** start Supplied data **

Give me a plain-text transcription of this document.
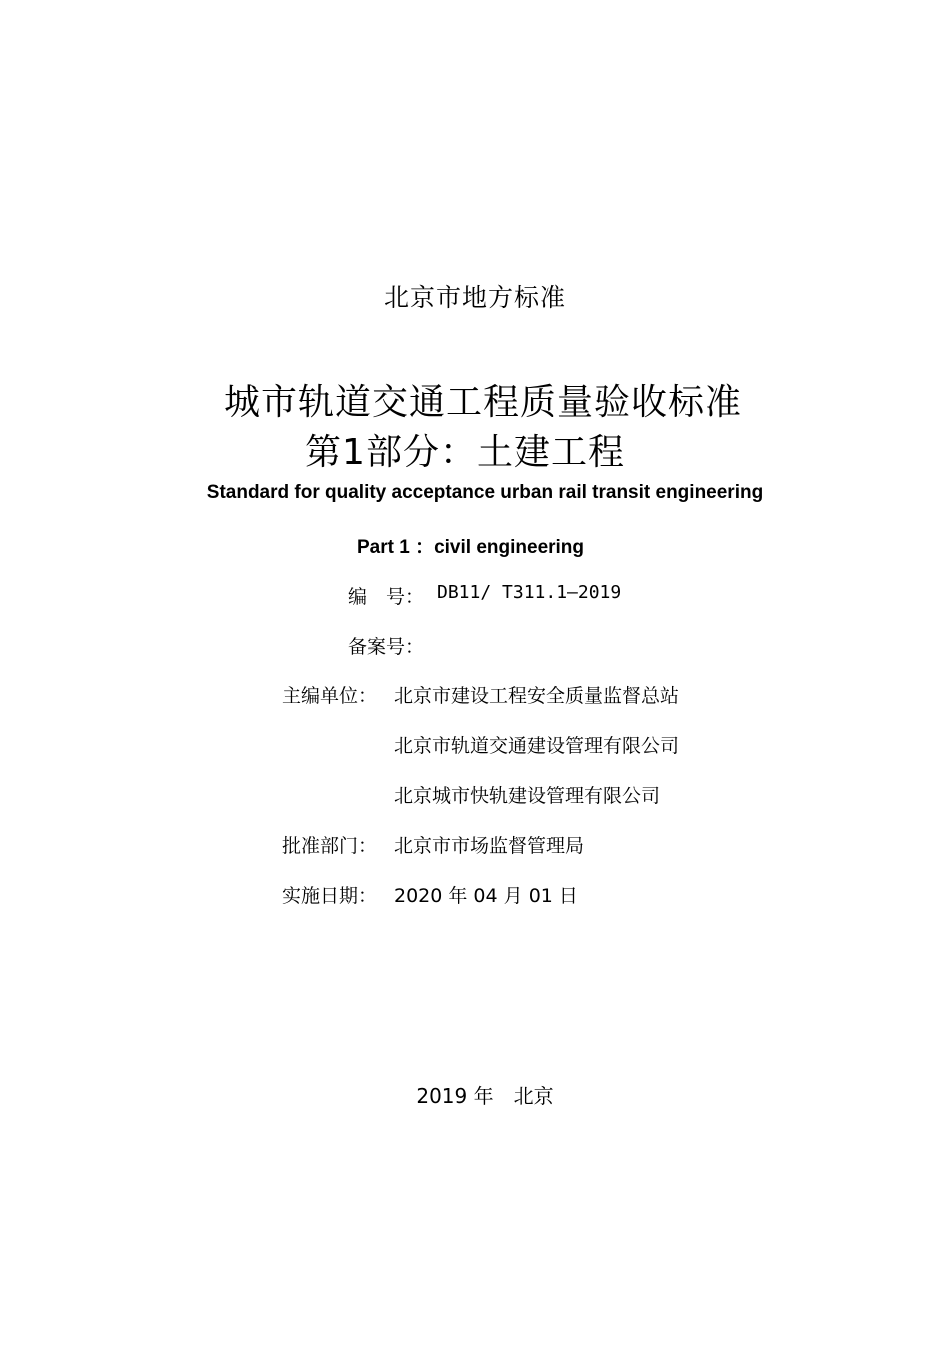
北京市地方标准
城市轨道交通工程质量验收标准
第1部分：土建工程
Standard for quality acceptance urban rail transit engineering
Part 1 ：civil engineering
编　号： DB11/ T311.1—2019
备案号：
主编单位： 北京市建设工程安全质量监督总站
北京市轨道交通建设管理有限公司
北京城市快轨建设管理有限公司
批准部门： 北京市市场监督管理局
实施日期： 2020 年 04 月 01 日
2019 年　北京
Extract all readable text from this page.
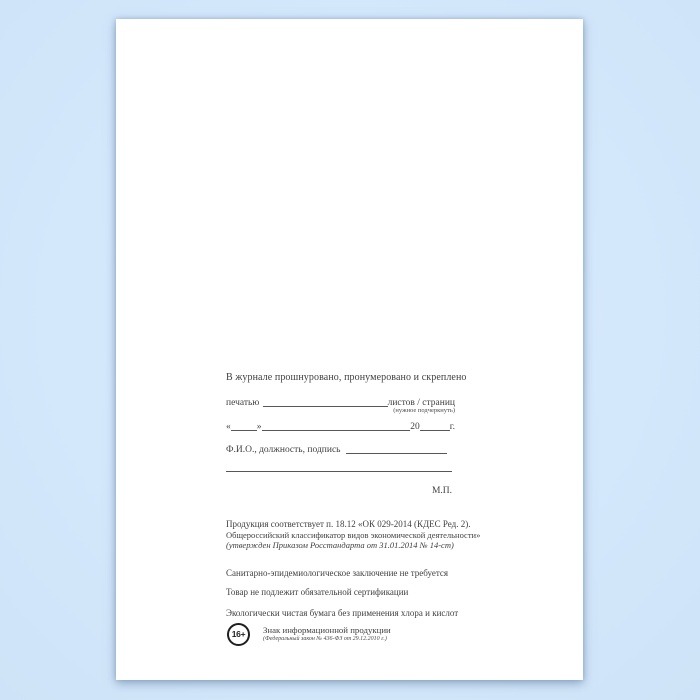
В журнале прошнуровано, пронумеровано и скреплено
печатью	листов / страниц
(нужное подчеркнуть)
«	»	20	г.
Ф.И.О., должность, подпись
М.П.
Продукция соответствует п. 18.12 «ОК 029-2014 (КДЕС Ред. 2).
Общероссийский классификатор видов экономической деятельности»
(утвержден Приказом Росстандарта от 31.01.2014 № 14-ст)
Санитарно-эпидемиологическое заключение не требуется
Товар не подлежит обязательной сертификации
Экологически чистая бумага без применения хлора и кислот
16+	Знак информационной продукции
(Федеральный закон № 436-ФЗ от 29.12.2010 г.)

** end Supplied data **

_Stated problem_
Restate each entry word for word, please, but drop any images it holds.

_Result_
Give me a plain-text transcription of this document.
北京市地方标准
城市轨道交通工程质量验收标准
第1部分：土建工程
Standard for quality acceptance urban rail transit engineering
Part 1 ：civil engineering
编　号： DB11/ T311.1—2019
备案号：
主编单位： 北京市建设工程安全质量监督总站
北京市轨道交通建设管理有限公司
北京城市快轨建设管理有限公司
批准部门： 北京市市场监督管理局
实施日期： 2020 年 04 月 01 日
2019 年　北京
Extract all readable text from this page.
В журнале прошнуровано, пронумеровано и скреплено
печатью	листов / страниц
(нужное подчеркнуть)
«	»	20	г.
Ф.И.О., должность, подпись
М.П.
Продукция соответствует п. 18.12 «ОК 029-2014 (КДЕС Ред. 2).
Общероссийский классификатор видов экономической деятельности»
(утвержден Приказом Росстандарта от 31.01.2014 № 14-ст)
Санитарно-эпидемиологическое заключение не требуется
Товар не подлежит обязательной сертификации
Экологически чистая бумага без применения хлора и кислот
16+	Знак информационной продукции
(Федеральный закон № 436-ФЗ от 29.12.2010 г.)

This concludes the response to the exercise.